INSTRUCTIONS FOR THE TASK: Find how many lines hold the word "this" and give that number only.

ITEMS:
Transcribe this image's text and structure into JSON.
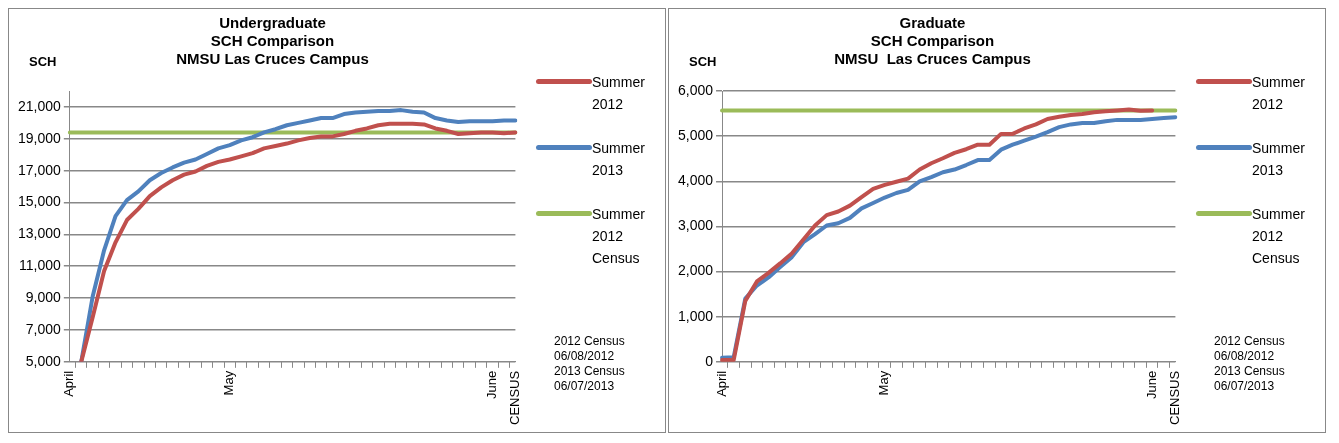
{
  "chart_data": [
    {
      "type": "line",
      "title": "Undergraduate\nSCH Comparison\nNMSU Las Cruces Campus",
      "ylabel": "SCH",
      "categories": [
        "April",
        null,
        null,
        null,
        null,
        null,
        null,
        null,
        null,
        null,
        null,
        null,
        null,
        null,
        "May",
        null,
        null,
        null,
        null,
        null,
        null,
        null,
        null,
        null,
        null,
        null,
        null,
        null,
        null,
        null,
        null,
        null,
        null,
        null,
        null,
        null,
        null,
        "June",
        null,
        "CENSUS"
      ],
      "series": [
        {
          "name": "Summer 2012",
          "color": "#c0504d",
          "values": [
            null,
            5000,
            7800,
            10700,
            12500,
            13900,
            14600,
            15400,
            15950,
            16400,
            16750,
            16950,
            17300,
            17550,
            17700,
            17900,
            18100,
            18400,
            18550,
            18700,
            18900,
            19050,
            19150,
            19150,
            19300,
            19500,
            19650,
            19850,
            19950,
            19950,
            19950,
            19900,
            19650,
            19500,
            19300,
            19350,
            19400,
            19400,
            19350,
            19400
          ]
        },
        {
          "name": "Summer 2013",
          "color": "#4f81bd",
          "values": [
            null,
            5000,
            9100,
            12000,
            14150,
            15150,
            15700,
            16400,
            16850,
            17200,
            17500,
            17700,
            18050,
            18400,
            18600,
            18900,
            19100,
            19400,
            19600,
            19850,
            20000,
            20150,
            20300,
            20300,
            20550,
            20650,
            20700,
            20750,
            20750,
            20800,
            20700,
            20650,
            20300,
            20150,
            20050,
            20100,
            20100,
            20100,
            20150,
            20150
          ]
        },
        {
          "name": "Summer 2012 Census",
          "color": "#9bbb59",
          "values": [
            19400,
            19400,
            19400,
            19400,
            19400,
            19400,
            19400,
            19400,
            19400,
            19400,
            19400,
            19400,
            19400,
            19400,
            19400,
            19400,
            19400,
            19400,
            19400,
            19400,
            19400,
            19400,
            19400,
            19400,
            19400,
            19400,
            19400,
            19400,
            19400,
            19400,
            19400,
            19400,
            19400,
            19400,
            19400,
            19400,
            19400,
            19400,
            19400,
            19400
          ]
        }
      ],
      "ylim": [
        5000,
        22000
      ],
      "yticks": [
        {
          "value": 5000,
          "label": "5,000"
        },
        {
          "value": 7000,
          "label": "7,000"
        },
        {
          "value": 9000,
          "label": "9,000"
        },
        {
          "value": 11000,
          "label": "11,000"
        },
        {
          "value": 13000,
          "label": "13,000"
        },
        {
          "value": 15000,
          "label": "15,000"
        },
        {
          "value": 17000,
          "label": "17,000"
        },
        {
          "value": 19000,
          "label": "19,000"
        },
        {
          "value": 21000,
          "label": "21,000"
        }
      ],
      "grid": "y",
      "legend": "right",
      "marker": "none",
      "line_style": "solid",
      "annotations": [
        "2012 Census",
        "06/08/2012",
        "2013 Census",
        "06/07/2013"
      ]
    },
    {
      "type": "line",
      "title": "Graduate\nSCH Comparison\nNMSU  Las Cruces Campus",
      "ylabel": "SCH",
      "categories": [
        "April",
        null,
        null,
        null,
        null,
        null,
        null,
        null,
        null,
        null,
        null,
        null,
        null,
        null,
        "May",
        null,
        null,
        null,
        null,
        null,
        null,
        null,
        null,
        null,
        null,
        null,
        null,
        null,
        null,
        null,
        null,
        null,
        null,
        null,
        null,
        null,
        null,
        "June",
        null,
        "CENSUS"
      ],
      "series": [
        {
          "name": "Summer 2012",
          "color": "#c0504d",
          "values": [
            40,
            40,
            1350,
            1780,
            1970,
            2180,
            2400,
            2710,
            3020,
            3250,
            3330,
            3460,
            3650,
            3830,
            3920,
            3990,
            4060,
            4260,
            4400,
            4510,
            4630,
            4710,
            4810,
            4810,
            5050,
            5050,
            5170,
            5260,
            5380,
            5430,
            5470,
            5490,
            5530,
            5550,
            5570,
            5590,
            5560,
            5570,
            null,
            null
          ]
        },
        {
          "name": "Summer 2013",
          "color": "#4f81bd",
          "values": [
            90,
            100,
            1400,
            1690,
            1870,
            2100,
            2320,
            2650,
            2830,
            3020,
            3070,
            3190,
            3400,
            3520,
            3640,
            3740,
            3810,
            4000,
            4090,
            4200,
            4260,
            4360,
            4470,
            4470,
            4700,
            4810,
            4900,
            4990,
            5090,
            5200,
            5260,
            5290,
            5290,
            5330,
            5360,
            5360,
            5360,
            5380,
            5400,
            5420
          ]
        },
        {
          "name": "Summer 2012 Census",
          "color": "#9bbb59",
          "values": [
            5570,
            5570,
            5570,
            5570,
            5570,
            5570,
            5570,
            5570,
            5570,
            5570,
            5570,
            5570,
            5570,
            5570,
            5570,
            5570,
            5570,
            5570,
            5570,
            5570,
            5570,
            5570,
            5570,
            5570,
            5570,
            5570,
            5570,
            5570,
            5570,
            5570,
            5570,
            5570,
            5570,
            5570,
            5570,
            5570,
            5570,
            5570,
            5570,
            5570
          ]
        }
      ],
      "ylim": [
        0,
        6000
      ],
      "yticks": [
        0,
        {
          "value": 1000,
          "label": "1,000"
        },
        {
          "value": 2000,
          "label": "2,000"
        },
        {
          "value": 3000,
          "label": "3,000"
        },
        {
          "value": 4000,
          "label": "4,000"
        },
        {
          "value": 5000,
          "label": "5,000"
        },
        {
          "value": 6000,
          "label": "6,000"
        }
      ],
      "grid": "y",
      "legend": "right",
      "marker": "none",
      "line_style": "solid",
      "annotations": [
        "2012 Census",
        "06/08/2012",
        "2013 Census",
        "06/07/2013"
      ]
    }
  ]
}
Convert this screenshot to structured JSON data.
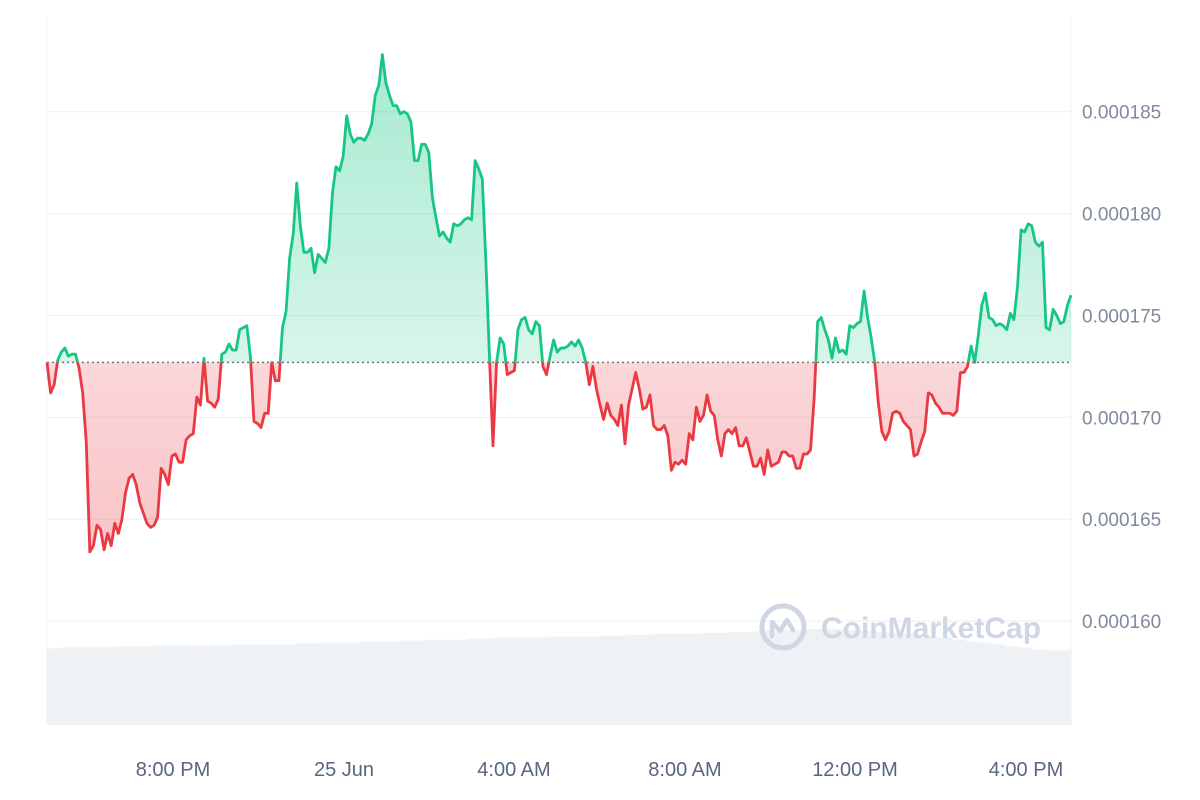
{
  "chart_data": {
    "type": "area",
    "baseline": 0.0001727,
    "ylim": [
      0.0001549,
      0.0001896
    ],
    "y_ticks": [
      "0.000160",
      "0.000165",
      "0.000170",
      "0.000175",
      "0.000180",
      "0.000185"
    ],
    "x_ticks": [
      "8:00 PM",
      "25 Jun",
      "4:00 AM",
      "8:00 AM",
      "12:00 PM",
      "4:00 PM"
    ],
    "grid": true,
    "colors": {
      "up": "#16c784",
      "down": "#ea3943",
      "grid": "#eff2f5",
      "volume": "#eff2f5",
      "baseline": "#6b7280"
    },
    "series": [
      {
        "values": [
          0.0001727,
          0.0001712,
          0.0001716,
          0.0001728,
          0.0001732,
          0.0001734,
          0.000173,
          0.0001731,
          0.0001731,
          0.0001724,
          0.0001712,
          0.0001688,
          0.0001634,
          0.0001637,
          0.0001647,
          0.0001645,
          0.0001635,
          0.0001643,
          0.0001637,
          0.0001648,
          0.0001643,
          0.000165,
          0.0001663,
          0.000167,
          0.0001672,
          0.0001667,
          0.0001658,
          0.0001653,
          0.0001648,
          0.0001646,
          0.0001647,
          0.0001651,
          0.0001675,
          0.0001672,
          0.0001667,
          0.0001681,
          0.0001682,
          0.0001678,
          0.0001678,
          0.0001689,
          0.0001691,
          0.0001692,
          0.000171,
          0.0001706,
          0.0001729,
          0.0001708,
          0.0001707,
          0.0001705,
          0.0001709,
          0.0001731,
          0.0001732,
          0.0001736,
          0.0001733,
          0.0001733,
          0.0001743,
          0.0001744,
          0.0001745,
          0.000173,
          0.0001698,
          0.0001697,
          0.0001695,
          0.0001702,
          0.0001702,
          0.0001727,
          0.0001718,
          0.0001718,
          0.0001744,
          0.0001752,
          0.0001778,
          0.000179,
          0.0001815,
          0.0001794,
          0.0001781,
          0.0001781,
          0.0001783,
          0.0001771,
          0.000178,
          0.0001778,
          0.0001776,
          0.0001783,
          0.000181,
          0.0001823,
          0.0001821,
          0.0001828,
          0.0001848,
          0.0001839,
          0.0001835,
          0.0001837,
          0.0001837,
          0.0001836,
          0.0001839,
          0.0001844,
          0.0001858,
          0.0001863,
          0.0001878,
          0.0001864,
          0.0001858,
          0.0001853,
          0.0001853,
          0.0001849,
          0.000185,
          0.0001849,
          0.0001845,
          0.0001826,
          0.0001826,
          0.0001834,
          0.0001834,
          0.000183,
          0.0001808,
          0.0001798,
          0.0001789,
          0.0001791,
          0.0001788,
          0.0001786,
          0.0001795,
          0.0001794,
          0.0001795,
          0.0001797,
          0.0001798,
          0.0001797,
          0.0001826,
          0.0001822,
          0.0001817,
          0.0001777,
          0.000173,
          0.0001686,
          0.0001727,
          0.0001739,
          0.0001736,
          0.0001721,
          0.0001722,
          0.0001723,
          0.0001743,
          0.0001748,
          0.0001749,
          0.0001743,
          0.0001741,
          0.0001747,
          0.0001745,
          0.0001725,
          0.0001721,
          0.000173,
          0.0001738,
          0.0001732,
          0.0001734,
          0.0001734,
          0.0001735,
          0.0001737,
          0.0001735,
          0.0001738,
          0.0001734,
          0.0001727,
          0.0001716,
          0.0001725,
          0.0001714,
          0.0001706,
          0.0001699,
          0.0001707,
          0.0001701,
          0.0001699,
          0.0001696,
          0.0001706,
          0.0001687,
          0.0001706,
          0.0001714,
          0.0001722,
          0.0001714,
          0.0001704,
          0.0001705,
          0.0001711,
          0.0001696,
          0.0001694,
          0.0001694,
          0.0001696,
          0.0001691,
          0.0001674,
          0.0001678,
          0.0001677,
          0.0001679,
          0.0001677,
          0.0001692,
          0.0001689,
          0.0001705,
          0.0001698,
          0.0001701,
          0.0001711,
          0.0001703,
          0.0001701,
          0.0001689,
          0.0001681,
          0.0001692,
          0.0001694,
          0.0001692,
          0.0001695,
          0.0001686,
          0.0001686,
          0.000169,
          0.0001683,
          0.0001676,
          0.0001676,
          0.000168,
          0.0001672,
          0.0001684,
          0.0001676,
          0.0001677,
          0.0001678,
          0.0001683,
          0.0001683,
          0.0001681,
          0.0001681,
          0.0001675,
          0.0001675,
          0.0001682,
          0.0001682,
          0.0001684,
          0.0001709,
          0.0001747,
          0.0001749,
          0.0001743,
          0.0001738,
          0.0001729,
          0.0001739,
          0.0001732,
          0.0001733,
          0.0001731,
          0.0001745,
          0.0001744,
          0.0001746,
          0.0001747,
          0.0001762,
          0.0001749,
          0.0001739,
          0.0001727,
          0.0001707,
          0.0001693,
          0.0001689,
          0.0001693,
          0.0001702,
          0.0001703,
          0.0001702,
          0.0001698,
          0.0001696,
          0.0001694,
          0.0001681,
          0.0001682,
          0.0001688,
          0.0001693,
          0.0001712,
          0.0001711,
          0.0001707,
          0.0001705,
          0.0001702,
          0.0001702,
          0.0001702,
          0.0001701,
          0.0001703,
          0.0001722,
          0.0001722,
          0.0001725,
          0.0001735,
          0.0001727,
          0.000174,
          0.0001755,
          0.0001761,
          0.0001749,
          0.0001748,
          0.0001745,
          0.0001746,
          0.0001745,
          0.0001743,
          0.0001751,
          0.0001748,
          0.0001764,
          0.0001792,
          0.0001791,
          0.0001795,
          0.0001794,
          0.0001786,
          0.0001784,
          0.0001786,
          0.0001744,
          0.0001743,
          0.0001753,
          0.000175,
          0.0001746,
          0.0001747,
          0.0001755,
          0.000176
        ]
      }
    ],
    "volume": [
      0.79,
      0.8,
      0.8,
      0.8,
      0.8,
      0.81,
      0.81,
      0.81,
      0.82,
      0.82,
      0.82,
      0.82,
      0.82,
      0.82,
      0.83,
      0.83,
      0.83,
      0.83,
      0.83,
      0.84,
      0.84,
      0.85,
      0.85,
      0.85,
      0.86,
      0.86,
      0.86,
      0.87,
      0.87,
      0.88,
      0.88,
      0.88,
      0.89,
      0.89,
      0.9,
      0.9,
      0.9,
      0.9,
      0.91,
      0.91,
      0.91,
      0.91,
      0.92,
      0.92,
      0.93,
      0.93,
      0.94,
      0.94,
      0.94,
      0.94,
      0.95,
      0.95,
      0.96,
      0.96,
      0.97,
      0.97,
      0.98,
      0.98,
      0.99,
      0.99,
      0.99,
      0.98,
      0.97,
      0.96,
      0.95,
      0.94,
      0.92,
      0.91,
      0.9,
      0.88,
      0.86,
      0.85,
      0.83,
      0.81,
      0.8,
      0.78,
      0.77,
      0.77
    ]
  },
  "watermark": {
    "text": "CoinMarketCap",
    "icon": "coinmarketcap-logo-icon"
  }
}
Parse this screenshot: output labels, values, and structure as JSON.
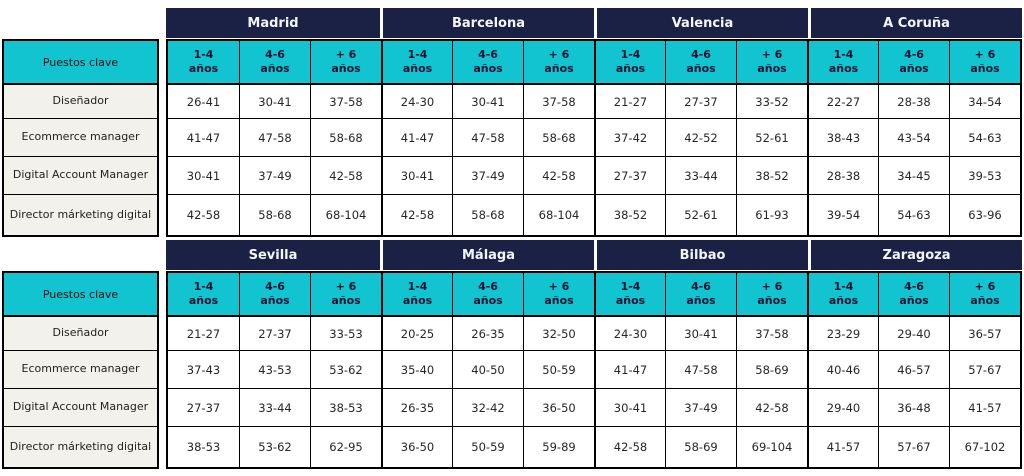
{
  "colors": {
    "navy": "#1B2144",
    "cyan": "#12C3D0",
    "label_bg": "#F2F1EB",
    "border": "#000000"
  },
  "chart_data": {
    "type": "table",
    "header_label": "Puestos clave",
    "experience_levels": [
      {
        "range": "1-4",
        "unit": "años"
      },
      {
        "range": "4-6",
        "unit": "años"
      },
      {
        "range": "+ 6",
        "unit": "años"
      }
    ],
    "sections": [
      {
        "cities": [
          "Madrid",
          "Barcelona",
          "Valencia",
          "A Coruña"
        ],
        "rows": [
          {
            "label": "Diseñador",
            "values": [
              "26-41",
              "30-41",
              "37-58",
              "24-30",
              "30-41",
              "37-58",
              "21-27",
              "27-37",
              "33-52",
              "22-27",
              "28-38",
              "34-54"
            ]
          },
          {
            "label": "Ecommerce manager",
            "values": [
              "41-47",
              "47-58",
              "58-68",
              "41-47",
              "47-58",
              "58-68",
              "37-42",
              "42-52",
              "52-61",
              "38-43",
              "43-54",
              "54-63"
            ]
          },
          {
            "label": "Digital Account Manager",
            "values": [
              "30-41",
              "37-49",
              "42-58",
              "30-41",
              "37-49",
              "42-58",
              "27-37",
              "33-44",
              "38-52",
              "28-38",
              "34-45",
              "39-53"
            ]
          },
          {
            "label": "Director márketing digital",
            "values": [
              "42-58",
              "58-68",
              "68-104",
              "42-58",
              "58-68",
              "68-104",
              "38-52",
              "52-61",
              "61-93",
              "39-54",
              "54-63",
              "63-96"
            ]
          }
        ]
      },
      {
        "cities": [
          "Sevilla",
          "Málaga",
          "Bilbao",
          "Zaragoza"
        ],
        "rows": [
          {
            "label": "Diseñador",
            "values": [
              "21-27",
              "27-37",
              "33-53",
              "20-25",
              "26-35",
              "32-50",
              "24-30",
              "30-41",
              "37-58",
              "23-29",
              "29-40",
              "36-57"
            ]
          },
          {
            "label": "Ecommerce manager",
            "values": [
              "37-43",
              "43-53",
              "53-62",
              "35-40",
              "40-50",
              "50-59",
              "41-47",
              "47-58",
              "58-69",
              "40-46",
              "46-57",
              "57-67"
            ]
          },
          {
            "label": "Digital Account Manager",
            "values": [
              "27-37",
              "33-44",
              "38-53",
              "26-35",
              "32-42",
              "36-50",
              "30-41",
              "37-49",
              "42-58",
              "29-40",
              "36-48",
              "41-57"
            ]
          },
          {
            "label": "Director márketing digital",
            "values": [
              "38-53",
              "53-62",
              "62-95",
              "36-50",
              "50-59",
              "59-89",
              "42-58",
              "58-69",
              "69-104",
              "41-57",
              "57-67",
              "67-102"
            ]
          }
        ]
      }
    ]
  }
}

TASK SOLUTION: 3